-------- Records to use

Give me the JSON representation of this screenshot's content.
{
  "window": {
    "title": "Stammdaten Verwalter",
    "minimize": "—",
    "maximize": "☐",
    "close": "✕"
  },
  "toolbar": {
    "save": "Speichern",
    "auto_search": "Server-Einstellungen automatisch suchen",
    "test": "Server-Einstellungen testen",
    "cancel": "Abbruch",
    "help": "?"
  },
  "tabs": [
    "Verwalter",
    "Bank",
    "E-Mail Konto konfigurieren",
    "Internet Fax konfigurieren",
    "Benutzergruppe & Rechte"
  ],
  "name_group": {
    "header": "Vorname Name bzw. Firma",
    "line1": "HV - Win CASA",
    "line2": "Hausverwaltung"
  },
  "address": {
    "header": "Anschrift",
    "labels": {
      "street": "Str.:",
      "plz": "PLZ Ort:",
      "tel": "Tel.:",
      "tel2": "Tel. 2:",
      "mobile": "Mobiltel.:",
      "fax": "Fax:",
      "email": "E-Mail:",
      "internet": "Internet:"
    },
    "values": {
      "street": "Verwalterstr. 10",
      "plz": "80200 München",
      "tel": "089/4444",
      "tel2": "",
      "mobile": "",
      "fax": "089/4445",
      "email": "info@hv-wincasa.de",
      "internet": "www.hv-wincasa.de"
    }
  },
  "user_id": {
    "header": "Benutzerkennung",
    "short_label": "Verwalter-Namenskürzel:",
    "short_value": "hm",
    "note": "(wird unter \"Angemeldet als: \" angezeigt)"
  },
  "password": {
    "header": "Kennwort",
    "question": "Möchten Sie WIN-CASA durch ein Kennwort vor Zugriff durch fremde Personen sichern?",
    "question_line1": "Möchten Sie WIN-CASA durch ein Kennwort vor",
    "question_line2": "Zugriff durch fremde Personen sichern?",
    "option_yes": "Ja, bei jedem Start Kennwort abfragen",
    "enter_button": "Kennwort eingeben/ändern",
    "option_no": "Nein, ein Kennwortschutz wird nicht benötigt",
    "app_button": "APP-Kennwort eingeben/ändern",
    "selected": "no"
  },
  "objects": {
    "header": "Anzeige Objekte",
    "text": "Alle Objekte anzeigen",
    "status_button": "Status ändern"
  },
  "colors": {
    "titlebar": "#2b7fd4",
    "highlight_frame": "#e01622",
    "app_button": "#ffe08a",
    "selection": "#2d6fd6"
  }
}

----------------

— Task —
Write out the data again, exactly and in full.

— Solution for this task —
Give me the JSON representation of this screenshot's content.
{
  "window": {
    "title": "Stammdaten Verwalter",
    "minimize": "—",
    "maximize": "☐",
    "close": "✕"
  },
  "toolbar": {
    "save": "Speichern",
    "auto_search": "Server-Einstellungen automatisch suchen",
    "test": "Server-Einstellungen testen",
    "cancel": "Abbruch",
    "help": "?"
  },
  "tabs": [
    "Verwalter",
    "Bank",
    "E-Mail Konto konfigurieren",
    "Internet Fax konfigurieren",
    "Benutzergruppe & Rechte"
  ],
  "name_group": {
    "header": "Vorname Name bzw. Firma",
    "line1": "HV - Win CASA",
    "line2": "Hausverwaltung"
  },
  "address": {
    "header": "Anschrift",
    "labels": {
      "street": "Str.:",
      "plz": "PLZ Ort:",
      "tel": "Tel.:",
      "tel2": "Tel. 2:",
      "mobile": "Mobiltel.:",
      "fax": "Fax:",
      "email": "E-Mail:",
      "internet": "Internet:"
    },
    "values": {
      "street": "Verwalterstr. 10",
      "plz": "80200 München",
      "tel": "089/4444",
      "tel2": "",
      "mobile": "",
      "fax": "089/4445",
      "email": "info@hv-wincasa.de",
      "internet": "www.hv-wincasa.de"
    }
  },
  "user_id": {
    "header": "Benutzerkennung",
    "short_label": "Verwalter-Namenskürzel:",
    "short_value": "hm",
    "note": "(wird unter \"Angemeldet als: \" angezeigt)"
  },
  "password": {
    "header": "Kennwort",
    "question": "Möchten Sie WIN-CASA durch ein Kennwort vor Zugriff durch fremde Personen sichern?",
    "question_line1": "Möchten Sie WIN-CASA durch ein Kennwort vor",
    "question_line2": "Zugriff durch fremde Personen sichern?",
    "option_yes": "Ja, bei jedem Start Kennwort abfragen",
    "enter_button": "Kennwort eingeben/ändern",
    "option_no": "Nein, ein Kennwortschutz wird nicht benötigt",
    "app_button": "APP-Kennwort eingeben/ändern",
    "selected": "no"
  },
  "objects": {
    "header": "Anzeige Objekte",
    "text": "Alle Objekte anzeigen",
    "status_button": "Status ändern"
  },
  "colors": {
    "titlebar": "#2b7fd4",
    "highlight_frame": "#e01622",
    "app_button": "#ffe08a",
    "selection": "#2d6fd6"
  }
}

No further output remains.